## Start

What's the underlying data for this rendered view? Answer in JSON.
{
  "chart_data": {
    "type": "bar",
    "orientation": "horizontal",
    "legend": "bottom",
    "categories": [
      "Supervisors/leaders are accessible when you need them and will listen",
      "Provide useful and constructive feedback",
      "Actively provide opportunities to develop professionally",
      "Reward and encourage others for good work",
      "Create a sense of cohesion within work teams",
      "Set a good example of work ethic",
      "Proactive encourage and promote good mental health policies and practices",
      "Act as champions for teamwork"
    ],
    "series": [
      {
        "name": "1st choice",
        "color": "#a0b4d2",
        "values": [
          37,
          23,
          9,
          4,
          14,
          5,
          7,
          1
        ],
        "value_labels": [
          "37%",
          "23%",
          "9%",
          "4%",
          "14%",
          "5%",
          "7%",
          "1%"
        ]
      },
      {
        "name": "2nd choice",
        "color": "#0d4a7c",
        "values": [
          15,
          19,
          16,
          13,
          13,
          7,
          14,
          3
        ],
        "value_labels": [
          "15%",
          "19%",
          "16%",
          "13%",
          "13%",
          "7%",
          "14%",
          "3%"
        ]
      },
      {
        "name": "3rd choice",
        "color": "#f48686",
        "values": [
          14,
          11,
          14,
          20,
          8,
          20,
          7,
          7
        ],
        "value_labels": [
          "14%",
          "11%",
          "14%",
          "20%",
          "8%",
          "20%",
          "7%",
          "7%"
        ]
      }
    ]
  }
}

## End

▶ **STATED EXERCISE**:
Make a verbatim copy of every entry shown above.

▶ **THE REPLY**:
What's the underlying data for this rendered view? Answer in JSON.
{
  "chart_data": {
    "type": "bar",
    "orientation": "horizontal",
    "legend": "bottom",
    "categories": [
      "Supervisors/leaders are accessible when you need them and will listen",
      "Provide useful and constructive feedback",
      "Actively provide opportunities to develop professionally",
      "Reward and encourage others for good work",
      "Create a sense of cohesion within work teams",
      "Set a good example of work ethic",
      "Proactive encourage and promote good mental health policies and practices",
      "Act as champions for teamwork"
    ],
    "series": [
      {
        "name": "1st choice",
        "color": "#a0b4d2",
        "values": [
          37,
          23,
          9,
          4,
          14,
          5,
          7,
          1
        ],
        "value_labels": [
          "37%",
          "23%",
          "9%",
          "4%",
          "14%",
          "5%",
          "7%",
          "1%"
        ]
      },
      {
        "name": "2nd choice",
        "color": "#0d4a7c",
        "values": [
          15,
          19,
          16,
          13,
          13,
          7,
          14,
          3
        ],
        "value_labels": [
          "15%",
          "19%",
          "16%",
          "13%",
          "13%",
          "7%",
          "14%",
          "3%"
        ]
      },
      {
        "name": "3rd choice",
        "color": "#f48686",
        "values": [
          14,
          11,
          14,
          20,
          8,
          20,
          7,
          7
        ],
        "value_labels": [
          "14%",
          "11%",
          "14%",
          "20%",
          "8%",
          "20%",
          "7%",
          "7%"
        ]
      }
    ]
  }
}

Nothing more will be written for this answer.